-- PROBLEM TO SOLVE --
Would you set down every entry shown below, precisely as written?

-- RECORDS PROVIDED --
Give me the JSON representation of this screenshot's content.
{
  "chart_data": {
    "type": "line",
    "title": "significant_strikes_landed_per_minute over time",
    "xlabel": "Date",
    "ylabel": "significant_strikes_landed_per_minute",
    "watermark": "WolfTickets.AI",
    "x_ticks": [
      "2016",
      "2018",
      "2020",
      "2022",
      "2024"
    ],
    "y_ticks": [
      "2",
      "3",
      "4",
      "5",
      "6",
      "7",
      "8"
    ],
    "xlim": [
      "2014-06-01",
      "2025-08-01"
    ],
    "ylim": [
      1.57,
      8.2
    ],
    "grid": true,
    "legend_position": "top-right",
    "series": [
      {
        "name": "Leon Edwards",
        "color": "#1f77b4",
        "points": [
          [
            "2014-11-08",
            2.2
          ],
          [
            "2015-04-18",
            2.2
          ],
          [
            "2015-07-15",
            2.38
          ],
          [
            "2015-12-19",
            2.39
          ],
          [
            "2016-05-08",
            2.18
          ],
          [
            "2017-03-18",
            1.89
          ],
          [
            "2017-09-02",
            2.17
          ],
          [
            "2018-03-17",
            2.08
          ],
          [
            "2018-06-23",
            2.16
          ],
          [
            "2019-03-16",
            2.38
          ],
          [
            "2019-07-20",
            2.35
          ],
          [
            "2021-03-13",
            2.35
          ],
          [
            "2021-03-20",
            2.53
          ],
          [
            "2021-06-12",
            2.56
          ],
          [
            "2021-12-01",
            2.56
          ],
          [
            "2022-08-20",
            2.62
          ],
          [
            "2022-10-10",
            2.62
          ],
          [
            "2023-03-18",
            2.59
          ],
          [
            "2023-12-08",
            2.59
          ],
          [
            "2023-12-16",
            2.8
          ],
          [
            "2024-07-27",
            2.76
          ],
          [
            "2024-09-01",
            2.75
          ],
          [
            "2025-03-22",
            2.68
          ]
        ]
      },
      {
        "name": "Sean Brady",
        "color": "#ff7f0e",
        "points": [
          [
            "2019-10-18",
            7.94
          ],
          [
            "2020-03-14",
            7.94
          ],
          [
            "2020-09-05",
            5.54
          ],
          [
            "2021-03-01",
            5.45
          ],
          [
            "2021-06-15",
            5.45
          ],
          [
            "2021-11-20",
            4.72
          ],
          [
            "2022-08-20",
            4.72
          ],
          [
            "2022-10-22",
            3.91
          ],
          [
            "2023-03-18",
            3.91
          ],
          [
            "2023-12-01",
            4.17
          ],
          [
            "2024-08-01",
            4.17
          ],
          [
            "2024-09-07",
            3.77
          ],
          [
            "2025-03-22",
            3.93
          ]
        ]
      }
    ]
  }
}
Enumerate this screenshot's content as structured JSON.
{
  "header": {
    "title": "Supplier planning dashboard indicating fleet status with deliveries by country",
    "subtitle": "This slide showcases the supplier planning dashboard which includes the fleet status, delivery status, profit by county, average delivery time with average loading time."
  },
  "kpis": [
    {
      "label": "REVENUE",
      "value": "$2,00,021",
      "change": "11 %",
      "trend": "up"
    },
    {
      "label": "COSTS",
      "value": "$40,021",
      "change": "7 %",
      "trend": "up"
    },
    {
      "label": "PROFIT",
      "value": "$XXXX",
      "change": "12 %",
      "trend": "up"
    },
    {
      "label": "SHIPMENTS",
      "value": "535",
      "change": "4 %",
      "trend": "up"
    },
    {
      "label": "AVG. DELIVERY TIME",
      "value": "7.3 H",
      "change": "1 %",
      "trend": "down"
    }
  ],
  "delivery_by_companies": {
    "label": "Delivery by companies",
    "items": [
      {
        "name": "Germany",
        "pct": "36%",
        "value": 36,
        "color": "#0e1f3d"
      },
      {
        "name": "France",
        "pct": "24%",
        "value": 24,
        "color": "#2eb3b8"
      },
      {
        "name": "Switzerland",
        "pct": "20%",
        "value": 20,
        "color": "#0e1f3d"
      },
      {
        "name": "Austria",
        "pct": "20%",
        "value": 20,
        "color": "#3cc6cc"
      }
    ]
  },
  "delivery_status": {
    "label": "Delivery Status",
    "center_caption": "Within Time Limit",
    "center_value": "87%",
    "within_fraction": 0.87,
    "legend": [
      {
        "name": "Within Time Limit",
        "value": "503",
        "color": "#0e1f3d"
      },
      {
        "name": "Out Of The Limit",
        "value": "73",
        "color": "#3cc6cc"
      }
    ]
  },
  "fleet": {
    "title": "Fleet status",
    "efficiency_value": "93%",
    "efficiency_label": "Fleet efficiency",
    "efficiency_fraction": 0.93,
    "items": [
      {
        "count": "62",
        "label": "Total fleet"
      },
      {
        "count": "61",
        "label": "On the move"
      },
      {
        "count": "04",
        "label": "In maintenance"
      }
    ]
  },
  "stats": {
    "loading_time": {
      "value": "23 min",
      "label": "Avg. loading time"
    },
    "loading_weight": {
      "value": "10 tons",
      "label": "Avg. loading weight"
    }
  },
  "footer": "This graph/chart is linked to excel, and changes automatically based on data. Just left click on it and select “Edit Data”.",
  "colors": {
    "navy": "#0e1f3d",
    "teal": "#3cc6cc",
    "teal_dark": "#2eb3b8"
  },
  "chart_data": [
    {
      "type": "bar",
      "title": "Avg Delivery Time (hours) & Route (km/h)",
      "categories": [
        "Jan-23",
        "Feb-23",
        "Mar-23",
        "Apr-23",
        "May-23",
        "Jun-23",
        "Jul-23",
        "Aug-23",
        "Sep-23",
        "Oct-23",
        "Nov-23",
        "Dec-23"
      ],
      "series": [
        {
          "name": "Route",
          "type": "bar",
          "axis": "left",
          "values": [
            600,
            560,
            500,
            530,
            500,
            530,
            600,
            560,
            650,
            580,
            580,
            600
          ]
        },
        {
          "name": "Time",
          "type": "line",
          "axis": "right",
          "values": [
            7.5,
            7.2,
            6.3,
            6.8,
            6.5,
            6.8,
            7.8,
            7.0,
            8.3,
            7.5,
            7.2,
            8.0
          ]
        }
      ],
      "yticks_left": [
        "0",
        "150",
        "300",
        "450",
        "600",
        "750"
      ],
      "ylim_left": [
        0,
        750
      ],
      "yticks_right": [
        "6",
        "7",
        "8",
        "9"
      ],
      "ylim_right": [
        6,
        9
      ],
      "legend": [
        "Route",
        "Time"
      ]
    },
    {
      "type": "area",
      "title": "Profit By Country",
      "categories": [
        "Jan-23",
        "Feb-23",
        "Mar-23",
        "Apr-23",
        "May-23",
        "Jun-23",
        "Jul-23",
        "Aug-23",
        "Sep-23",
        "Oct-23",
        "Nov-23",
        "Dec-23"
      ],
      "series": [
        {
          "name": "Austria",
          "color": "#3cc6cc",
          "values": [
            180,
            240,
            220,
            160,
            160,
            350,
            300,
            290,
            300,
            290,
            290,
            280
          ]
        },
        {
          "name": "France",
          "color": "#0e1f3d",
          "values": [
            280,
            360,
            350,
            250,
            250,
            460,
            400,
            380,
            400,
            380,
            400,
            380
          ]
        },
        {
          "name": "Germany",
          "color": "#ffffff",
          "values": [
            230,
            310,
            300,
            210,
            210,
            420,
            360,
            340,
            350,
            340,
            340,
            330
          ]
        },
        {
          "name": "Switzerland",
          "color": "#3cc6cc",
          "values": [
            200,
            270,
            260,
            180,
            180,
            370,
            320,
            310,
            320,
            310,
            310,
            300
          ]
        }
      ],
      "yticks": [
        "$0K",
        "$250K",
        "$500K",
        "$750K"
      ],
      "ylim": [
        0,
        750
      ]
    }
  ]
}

-- THE OUTPUT --
Give me the JSON representation of this screenshot's content.
{
  "chart_data": {
    "type": "line",
    "title": "significant_strikes_landed_per_minute over time",
    "xlabel": "Date",
    "ylabel": "significant_strikes_landed_per_minute",
    "watermark": "WolfTickets.AI",
    "x_ticks": [
      "2016",
      "2018",
      "2020",
      "2022",
      "2024"
    ],
    "y_ticks": [
      "2",
      "3",
      "4",
      "5",
      "6",
      "7",
      "8"
    ],
    "xlim": [
      "2014-06-01",
      "2025-08-01"
    ],
    "ylim": [
      1.57,
      8.2
    ],
    "grid": true,
    "legend_position": "top-right",
    "series": [
      {
        "name": "Leon Edwards",
        "color": "#1f77b4",
        "points": [
          [
            "2014-11-08",
            2.2
          ],
          [
            "2015-04-18",
            2.2
          ],
          [
            "2015-07-15",
            2.38
          ],
          [
            "2015-12-19",
            2.39
          ],
          [
            "2016-05-08",
            2.18
          ],
          [
            "2017-03-18",
            1.89
          ],
          [
            "2017-09-02",
            2.17
          ],
          [
            "2018-03-17",
            2.08
          ],
          [
            "2018-06-23",
            2.16
          ],
          [
            "2019-03-16",
            2.38
          ],
          [
            "2019-07-20",
            2.35
          ],
          [
            "2021-03-13",
            2.35
          ],
          [
            "2021-03-20",
            2.53
          ],
          [
            "2021-06-12",
            2.56
          ],
          [
            "2021-12-01",
            2.56
          ],
          [
            "2022-08-20",
            2.62
          ],
          [
            "2022-10-10",
            2.62
          ],
          [
            "2023-03-18",
            2.59
          ],
          [
            "2023-12-08",
            2.59
          ],
          [
            "2023-12-16",
            2.8
          ],
          [
            "2024-07-27",
            2.76
          ],
          [
            "2024-09-01",
            2.75
          ],
          [
            "2025-03-22",
            2.68
          ]
        ]
      },
      {
        "name": "Sean Brady",
        "color": "#ff7f0e",
        "points": [
          [
            "2019-10-18",
            7.94
          ],
          [
            "2020-03-14",
            7.94
          ],
          [
            "2020-09-05",
            5.54
          ],
          [
            "2021-03-01",
            5.45
          ],
          [
            "2021-06-15",
            5.45
          ],
          [
            "2021-11-20",
            4.72
          ],
          [
            "2022-08-20",
            4.72
          ],
          [
            "2022-10-22",
            3.91
          ],
          [
            "2023-03-18",
            3.91
          ],
          [
            "2023-12-01",
            4.17
          ],
          [
            "2024-08-01",
            4.17
          ],
          [
            "2024-09-07",
            3.77
          ],
          [
            "2025-03-22",
            3.93
          ]
        ]
      }
    ]
  }
}
Enumerate this screenshot's content as structured JSON.
{
  "header": {
    "title": "Supplier planning dashboard indicating fleet status with deliveries by country",
    "subtitle": "This slide showcases the supplier planning dashboard which includes the fleet status, delivery status, profit by county, average delivery time with average loading time."
  },
  "kpis": [
    {
      "label": "REVENUE",
      "value": "$2,00,021",
      "change": "11 %",
      "trend": "up"
    },
    {
      "label": "COSTS",
      "value": "$40,021",
      "change": "7 %",
      "trend": "up"
    },
    {
      "label": "PROFIT",
      "value": "$XXXX",
      "change": "12 %",
      "trend": "up"
    },
    {
      "label": "SHIPMENTS",
      "value": "535",
      "change": "4 %",
      "trend": "up"
    },
    {
      "label": "AVG. DELIVERY TIME",
      "value": "7.3 H",
      "change": "1 %",
      "trend": "down"
    }
  ],
  "delivery_by_companies": {
    "label": "Delivery by companies",
    "items": [
      {
        "name": "Germany",
        "pct": "36%",
        "value": 36,
        "color": "#0e1f3d"
      },
      {
        "name": "France",
        "pct": "24%",
        "value": 24,
        "color": "#2eb3b8"
      },
      {
        "name": "Switzerland",
        "pct": "20%",
        "value": 20,
        "color": "#0e1f3d"
      },
      {
        "name": "Austria",
        "pct": "20%",
        "value": 20,
        "color": "#3cc6cc"
      }
    ]
  },
  "delivery_status": {
    "label": "Delivery Status",
    "center_caption": "Within Time Limit",
    "center_value": "87%",
    "within_fraction": 0.87,
    "legend": [
      {
        "name": "Within Time Limit",
        "value": "503",
        "color": "#0e1f3d"
      },
      {
        "name": "Out Of The Limit",
        "value": "73",
        "color": "#3cc6cc"
      }
    ]
  },
  "fleet": {
    "title": "Fleet status",
    "efficiency_value": "93%",
    "efficiency_label": "Fleet efficiency",
    "efficiency_fraction": 0.93,
    "items": [
      {
        "count": "62",
        "label": "Total fleet"
      },
      {
        "count": "61",
        "label": "On the move"
      },
      {
        "count": "04",
        "label": "In maintenance"
      }
    ]
  },
  "stats": {
    "loading_time": {
      "value": "23 min",
      "label": "Avg. loading time"
    },
    "loading_weight": {
      "value": "10 tons",
      "label": "Avg. loading weight"
    }
  },
  "footer": "This graph/chart is linked to excel, and changes automatically based on data. Just left click on it and select “Edit Data”.",
  "colors": {
    "navy": "#0e1f3d",
    "teal": "#3cc6cc",
    "teal_dark": "#2eb3b8"
  },
  "chart_data": [
    {
      "type": "bar",
      "title": "Avg Delivery Time (hours) & Route (km/h)",
      "categories": [
        "Jan-23",
        "Feb-23",
        "Mar-23",
        "Apr-23",
        "May-23",
        "Jun-23",
        "Jul-23",
        "Aug-23",
        "Sep-23",
        "Oct-23",
        "Nov-23",
        "Dec-23"
      ],
      "series": [
        {
          "name": "Route",
          "type": "bar",
          "axis": "left",
          "values": [
            600,
            560,
            500,
            530,
            500,
            530,
            600,
            560,
            650,
            580,
            580,
            600
          ]
        },
        {
          "name": "Time",
          "type": "line",
          "axis": "right",
          "values": [
            7.5,
            7.2,
            6.3,
            6.8,
            6.5,
            6.8,
            7.8,
            7.0,
            8.3,
            7.5,
            7.2,
            8.0
          ]
        }
      ],
      "yticks_left": [
        "0",
        "150",
        "300",
        "450",
        "600",
        "750"
      ],
      "ylim_left": [
        0,
        750
      ],
      "yticks_right": [
        "6",
        "7",
        "8",
        "9"
      ],
      "ylim_right": [
        6,
        9
      ],
      "legend": [
        "Route",
        "Time"
      ]
    },
    {
      "type": "area",
      "title": "Profit By Country",
      "categories": [
        "Jan-23",
        "Feb-23",
        "Mar-23",
        "Apr-23",
        "May-23",
        "Jun-23",
        "Jul-23",
        "Aug-23",
        "Sep-23",
        "Oct-23",
        "Nov-23",
        "Dec-23"
      ],
      "series": [
        {
          "name": "Austria",
          "color": "#3cc6cc",
          "values": [
            180,
            240,
            220,
            160,
            160,
            350,
            300,
            290,
            300,
            290,
            290,
            280
          ]
        },
        {
          "name": "France",
          "color": "#0e1f3d",
          "values": [
            280,
            360,
            350,
            250,
            250,
            460,
            400,
            380,
            400,
            380,
            400,
            380
          ]
        },
        {
          "name": "Germany",
          "color": "#ffffff",
          "values": [
            230,
            310,
            300,
            210,
            210,
            420,
            360,
            340,
            350,
            340,
            340,
            330
          ]
        },
        {
          "name": "Switzerland",
          "color": "#3cc6cc",
          "values": [
            200,
            270,
            260,
            180,
            180,
            370,
            320,
            310,
            320,
            310,
            310,
            300
          ]
        }
      ],
      "yticks": [
        "$0K",
        "$250K",
        "$500K",
        "$750K"
      ],
      "ylim": [
        0,
        750
      ]
    }
  ]
}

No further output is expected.